§ What the task asks: Extract and list every line that contains the word "gastos".

§ Provided data:
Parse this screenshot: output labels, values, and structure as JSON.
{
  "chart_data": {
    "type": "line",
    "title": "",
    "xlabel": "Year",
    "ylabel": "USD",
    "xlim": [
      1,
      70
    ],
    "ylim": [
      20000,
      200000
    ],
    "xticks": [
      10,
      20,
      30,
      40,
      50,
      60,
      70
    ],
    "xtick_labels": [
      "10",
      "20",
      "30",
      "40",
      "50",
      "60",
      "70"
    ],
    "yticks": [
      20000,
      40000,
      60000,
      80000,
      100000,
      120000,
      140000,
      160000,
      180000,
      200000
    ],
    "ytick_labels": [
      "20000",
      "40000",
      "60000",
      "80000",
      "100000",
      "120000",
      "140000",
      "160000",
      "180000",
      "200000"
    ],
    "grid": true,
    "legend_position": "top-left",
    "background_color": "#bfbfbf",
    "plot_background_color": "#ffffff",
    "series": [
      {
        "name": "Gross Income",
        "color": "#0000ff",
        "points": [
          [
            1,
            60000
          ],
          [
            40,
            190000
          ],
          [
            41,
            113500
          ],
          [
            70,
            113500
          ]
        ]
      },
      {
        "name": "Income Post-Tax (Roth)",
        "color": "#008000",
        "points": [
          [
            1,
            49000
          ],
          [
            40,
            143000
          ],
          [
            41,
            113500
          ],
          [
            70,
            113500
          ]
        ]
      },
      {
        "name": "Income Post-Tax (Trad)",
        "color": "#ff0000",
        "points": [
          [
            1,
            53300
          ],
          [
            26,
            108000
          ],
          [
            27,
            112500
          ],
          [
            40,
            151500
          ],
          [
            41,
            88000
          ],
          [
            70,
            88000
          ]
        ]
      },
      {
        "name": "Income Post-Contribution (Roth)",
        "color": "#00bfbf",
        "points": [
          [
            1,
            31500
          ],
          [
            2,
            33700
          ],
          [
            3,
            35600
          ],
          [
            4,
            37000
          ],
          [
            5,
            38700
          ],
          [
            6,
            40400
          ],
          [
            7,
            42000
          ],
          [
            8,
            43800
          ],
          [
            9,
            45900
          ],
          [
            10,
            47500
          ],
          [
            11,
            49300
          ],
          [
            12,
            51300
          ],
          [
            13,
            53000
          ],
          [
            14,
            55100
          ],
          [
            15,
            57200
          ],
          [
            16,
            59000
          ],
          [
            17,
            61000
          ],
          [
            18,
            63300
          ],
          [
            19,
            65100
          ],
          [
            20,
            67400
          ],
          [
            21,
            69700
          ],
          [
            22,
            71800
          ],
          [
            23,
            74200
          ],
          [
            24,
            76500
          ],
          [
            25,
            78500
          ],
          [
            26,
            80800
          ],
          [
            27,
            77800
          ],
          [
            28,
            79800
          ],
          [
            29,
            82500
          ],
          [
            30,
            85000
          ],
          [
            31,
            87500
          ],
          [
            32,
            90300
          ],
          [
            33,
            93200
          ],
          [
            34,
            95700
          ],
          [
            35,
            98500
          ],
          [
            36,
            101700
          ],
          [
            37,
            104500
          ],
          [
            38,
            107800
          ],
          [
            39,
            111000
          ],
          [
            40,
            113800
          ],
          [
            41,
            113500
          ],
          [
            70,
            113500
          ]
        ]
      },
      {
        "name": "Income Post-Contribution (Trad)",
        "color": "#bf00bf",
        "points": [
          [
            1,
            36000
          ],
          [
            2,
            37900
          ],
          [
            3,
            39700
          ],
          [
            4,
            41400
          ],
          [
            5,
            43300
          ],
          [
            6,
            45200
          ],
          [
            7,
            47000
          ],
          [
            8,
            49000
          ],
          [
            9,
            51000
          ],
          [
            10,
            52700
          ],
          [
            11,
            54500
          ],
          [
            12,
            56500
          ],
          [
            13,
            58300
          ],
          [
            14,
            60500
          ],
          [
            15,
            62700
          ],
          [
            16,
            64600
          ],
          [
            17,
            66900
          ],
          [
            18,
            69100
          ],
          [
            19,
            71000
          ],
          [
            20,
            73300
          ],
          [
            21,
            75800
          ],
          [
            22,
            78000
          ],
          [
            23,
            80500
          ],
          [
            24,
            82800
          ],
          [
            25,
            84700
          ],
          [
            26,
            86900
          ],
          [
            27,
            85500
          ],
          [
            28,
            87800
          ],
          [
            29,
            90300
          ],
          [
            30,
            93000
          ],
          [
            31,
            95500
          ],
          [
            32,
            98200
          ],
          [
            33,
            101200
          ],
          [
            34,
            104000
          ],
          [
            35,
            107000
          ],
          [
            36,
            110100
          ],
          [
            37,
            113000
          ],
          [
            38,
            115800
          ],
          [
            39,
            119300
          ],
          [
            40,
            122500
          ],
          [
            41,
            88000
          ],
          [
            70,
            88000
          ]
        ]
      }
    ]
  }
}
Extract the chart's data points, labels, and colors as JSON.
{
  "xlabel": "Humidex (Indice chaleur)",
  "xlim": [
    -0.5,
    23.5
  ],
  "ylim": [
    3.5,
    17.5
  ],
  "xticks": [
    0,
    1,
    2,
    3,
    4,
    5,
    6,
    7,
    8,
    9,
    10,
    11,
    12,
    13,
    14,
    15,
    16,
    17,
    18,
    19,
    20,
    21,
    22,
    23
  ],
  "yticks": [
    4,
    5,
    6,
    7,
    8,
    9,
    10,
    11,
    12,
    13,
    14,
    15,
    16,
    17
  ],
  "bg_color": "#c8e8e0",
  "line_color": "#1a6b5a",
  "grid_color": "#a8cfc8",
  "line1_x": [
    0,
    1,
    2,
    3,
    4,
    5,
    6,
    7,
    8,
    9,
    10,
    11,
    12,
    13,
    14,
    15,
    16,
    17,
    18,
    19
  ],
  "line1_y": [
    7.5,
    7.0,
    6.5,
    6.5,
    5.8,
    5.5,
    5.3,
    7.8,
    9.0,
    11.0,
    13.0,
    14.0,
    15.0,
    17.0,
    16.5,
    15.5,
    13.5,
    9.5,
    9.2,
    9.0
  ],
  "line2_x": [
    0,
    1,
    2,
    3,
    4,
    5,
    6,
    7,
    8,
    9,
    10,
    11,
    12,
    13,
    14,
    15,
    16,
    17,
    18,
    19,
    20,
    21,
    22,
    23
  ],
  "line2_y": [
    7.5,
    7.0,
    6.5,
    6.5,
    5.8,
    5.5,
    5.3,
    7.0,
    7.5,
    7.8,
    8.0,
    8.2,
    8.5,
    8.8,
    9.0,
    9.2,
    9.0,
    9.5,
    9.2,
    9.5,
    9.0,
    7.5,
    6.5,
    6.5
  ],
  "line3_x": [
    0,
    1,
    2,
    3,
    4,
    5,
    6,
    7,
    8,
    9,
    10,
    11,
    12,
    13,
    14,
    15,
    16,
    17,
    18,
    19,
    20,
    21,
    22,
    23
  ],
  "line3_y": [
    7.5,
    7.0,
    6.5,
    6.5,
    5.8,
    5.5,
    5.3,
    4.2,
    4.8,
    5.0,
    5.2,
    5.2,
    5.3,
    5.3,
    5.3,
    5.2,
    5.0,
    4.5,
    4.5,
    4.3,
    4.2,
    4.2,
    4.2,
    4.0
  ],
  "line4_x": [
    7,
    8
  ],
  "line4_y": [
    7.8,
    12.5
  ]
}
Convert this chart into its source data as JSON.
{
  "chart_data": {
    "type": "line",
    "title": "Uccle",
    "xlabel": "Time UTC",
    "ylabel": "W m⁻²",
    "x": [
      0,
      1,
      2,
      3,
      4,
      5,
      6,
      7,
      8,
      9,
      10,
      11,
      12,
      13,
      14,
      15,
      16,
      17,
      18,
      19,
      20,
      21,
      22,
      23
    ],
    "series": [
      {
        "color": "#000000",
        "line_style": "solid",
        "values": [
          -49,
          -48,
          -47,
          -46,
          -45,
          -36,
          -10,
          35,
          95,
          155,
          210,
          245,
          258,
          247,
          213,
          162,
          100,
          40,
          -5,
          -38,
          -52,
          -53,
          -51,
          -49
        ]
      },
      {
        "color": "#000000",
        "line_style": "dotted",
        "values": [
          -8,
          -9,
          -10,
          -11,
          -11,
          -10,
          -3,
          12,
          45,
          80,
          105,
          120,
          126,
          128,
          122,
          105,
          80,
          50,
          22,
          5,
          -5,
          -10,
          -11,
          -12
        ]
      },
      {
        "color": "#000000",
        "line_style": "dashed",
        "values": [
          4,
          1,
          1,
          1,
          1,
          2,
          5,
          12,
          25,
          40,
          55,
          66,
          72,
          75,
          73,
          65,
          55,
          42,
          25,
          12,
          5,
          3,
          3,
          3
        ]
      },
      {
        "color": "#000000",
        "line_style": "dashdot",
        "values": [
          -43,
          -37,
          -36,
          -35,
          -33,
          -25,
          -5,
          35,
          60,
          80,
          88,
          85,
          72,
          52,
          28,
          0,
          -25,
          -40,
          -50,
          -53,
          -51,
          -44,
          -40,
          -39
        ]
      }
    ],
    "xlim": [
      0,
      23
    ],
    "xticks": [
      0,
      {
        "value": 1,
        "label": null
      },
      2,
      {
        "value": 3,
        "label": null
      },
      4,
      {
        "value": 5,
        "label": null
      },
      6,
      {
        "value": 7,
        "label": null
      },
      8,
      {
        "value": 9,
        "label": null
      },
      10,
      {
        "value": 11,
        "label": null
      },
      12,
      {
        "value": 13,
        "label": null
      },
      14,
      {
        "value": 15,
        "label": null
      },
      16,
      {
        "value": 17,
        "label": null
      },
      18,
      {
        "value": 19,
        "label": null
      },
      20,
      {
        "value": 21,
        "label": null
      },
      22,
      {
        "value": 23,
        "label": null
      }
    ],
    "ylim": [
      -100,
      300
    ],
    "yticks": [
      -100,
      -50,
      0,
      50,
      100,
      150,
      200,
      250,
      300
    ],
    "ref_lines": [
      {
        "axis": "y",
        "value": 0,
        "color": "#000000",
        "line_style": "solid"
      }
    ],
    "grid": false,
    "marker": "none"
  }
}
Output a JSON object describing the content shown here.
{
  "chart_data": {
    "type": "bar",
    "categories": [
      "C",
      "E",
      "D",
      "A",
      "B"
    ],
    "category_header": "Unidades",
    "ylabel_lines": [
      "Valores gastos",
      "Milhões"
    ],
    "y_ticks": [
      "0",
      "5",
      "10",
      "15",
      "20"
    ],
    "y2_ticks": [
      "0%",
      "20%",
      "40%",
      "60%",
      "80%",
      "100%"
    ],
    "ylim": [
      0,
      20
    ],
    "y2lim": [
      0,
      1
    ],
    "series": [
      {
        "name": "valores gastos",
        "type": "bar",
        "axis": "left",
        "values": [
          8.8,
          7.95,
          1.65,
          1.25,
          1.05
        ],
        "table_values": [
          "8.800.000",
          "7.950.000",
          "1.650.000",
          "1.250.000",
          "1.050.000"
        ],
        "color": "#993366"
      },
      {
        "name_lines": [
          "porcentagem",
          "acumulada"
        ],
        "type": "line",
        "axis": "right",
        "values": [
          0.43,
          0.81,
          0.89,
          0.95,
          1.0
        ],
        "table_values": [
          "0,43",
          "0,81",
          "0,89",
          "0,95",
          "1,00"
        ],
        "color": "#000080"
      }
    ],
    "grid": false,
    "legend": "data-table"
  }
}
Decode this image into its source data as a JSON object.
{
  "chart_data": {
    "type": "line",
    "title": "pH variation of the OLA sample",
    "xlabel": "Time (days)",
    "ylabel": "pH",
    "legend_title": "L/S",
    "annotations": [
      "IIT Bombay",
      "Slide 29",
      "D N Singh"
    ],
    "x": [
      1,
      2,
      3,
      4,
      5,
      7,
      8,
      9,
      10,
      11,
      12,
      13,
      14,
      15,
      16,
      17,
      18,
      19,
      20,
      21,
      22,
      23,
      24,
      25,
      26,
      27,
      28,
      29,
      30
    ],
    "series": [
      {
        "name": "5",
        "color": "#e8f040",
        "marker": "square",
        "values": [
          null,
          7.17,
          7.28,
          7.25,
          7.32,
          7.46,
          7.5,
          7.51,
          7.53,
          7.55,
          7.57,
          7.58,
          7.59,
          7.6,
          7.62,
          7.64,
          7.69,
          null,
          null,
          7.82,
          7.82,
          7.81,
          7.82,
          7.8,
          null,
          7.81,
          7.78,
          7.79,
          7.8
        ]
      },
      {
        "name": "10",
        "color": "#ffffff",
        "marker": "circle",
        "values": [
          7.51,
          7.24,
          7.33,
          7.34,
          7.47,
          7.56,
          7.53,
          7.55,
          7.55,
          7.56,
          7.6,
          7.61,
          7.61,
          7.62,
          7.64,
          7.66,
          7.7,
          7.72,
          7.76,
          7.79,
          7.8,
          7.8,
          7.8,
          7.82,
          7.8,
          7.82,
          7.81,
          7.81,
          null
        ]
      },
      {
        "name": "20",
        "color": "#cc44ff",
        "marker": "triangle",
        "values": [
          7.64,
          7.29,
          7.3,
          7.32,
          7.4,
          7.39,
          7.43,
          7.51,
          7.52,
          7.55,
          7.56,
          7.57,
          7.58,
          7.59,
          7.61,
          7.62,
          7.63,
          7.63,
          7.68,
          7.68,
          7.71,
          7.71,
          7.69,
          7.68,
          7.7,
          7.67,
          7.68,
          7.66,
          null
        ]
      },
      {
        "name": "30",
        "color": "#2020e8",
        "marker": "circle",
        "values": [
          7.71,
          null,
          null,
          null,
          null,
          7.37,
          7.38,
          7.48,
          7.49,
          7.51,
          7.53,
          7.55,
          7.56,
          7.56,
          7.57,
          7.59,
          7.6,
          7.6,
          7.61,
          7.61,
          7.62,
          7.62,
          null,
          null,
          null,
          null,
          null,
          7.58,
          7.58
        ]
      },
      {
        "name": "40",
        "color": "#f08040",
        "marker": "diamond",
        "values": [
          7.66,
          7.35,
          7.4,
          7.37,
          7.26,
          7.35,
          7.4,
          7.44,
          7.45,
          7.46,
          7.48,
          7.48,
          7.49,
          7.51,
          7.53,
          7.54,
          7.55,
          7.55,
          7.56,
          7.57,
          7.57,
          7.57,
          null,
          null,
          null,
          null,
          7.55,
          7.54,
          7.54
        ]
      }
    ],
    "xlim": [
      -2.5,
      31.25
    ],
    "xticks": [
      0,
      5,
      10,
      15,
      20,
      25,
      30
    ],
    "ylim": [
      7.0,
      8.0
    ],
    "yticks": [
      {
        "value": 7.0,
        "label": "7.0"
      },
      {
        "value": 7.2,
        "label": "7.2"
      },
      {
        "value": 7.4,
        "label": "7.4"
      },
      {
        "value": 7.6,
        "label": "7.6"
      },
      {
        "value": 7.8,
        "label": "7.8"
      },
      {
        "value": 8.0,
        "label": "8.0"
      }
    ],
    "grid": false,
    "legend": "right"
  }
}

§ In response:
      "Valores gastos",
        "name": "valores gastos",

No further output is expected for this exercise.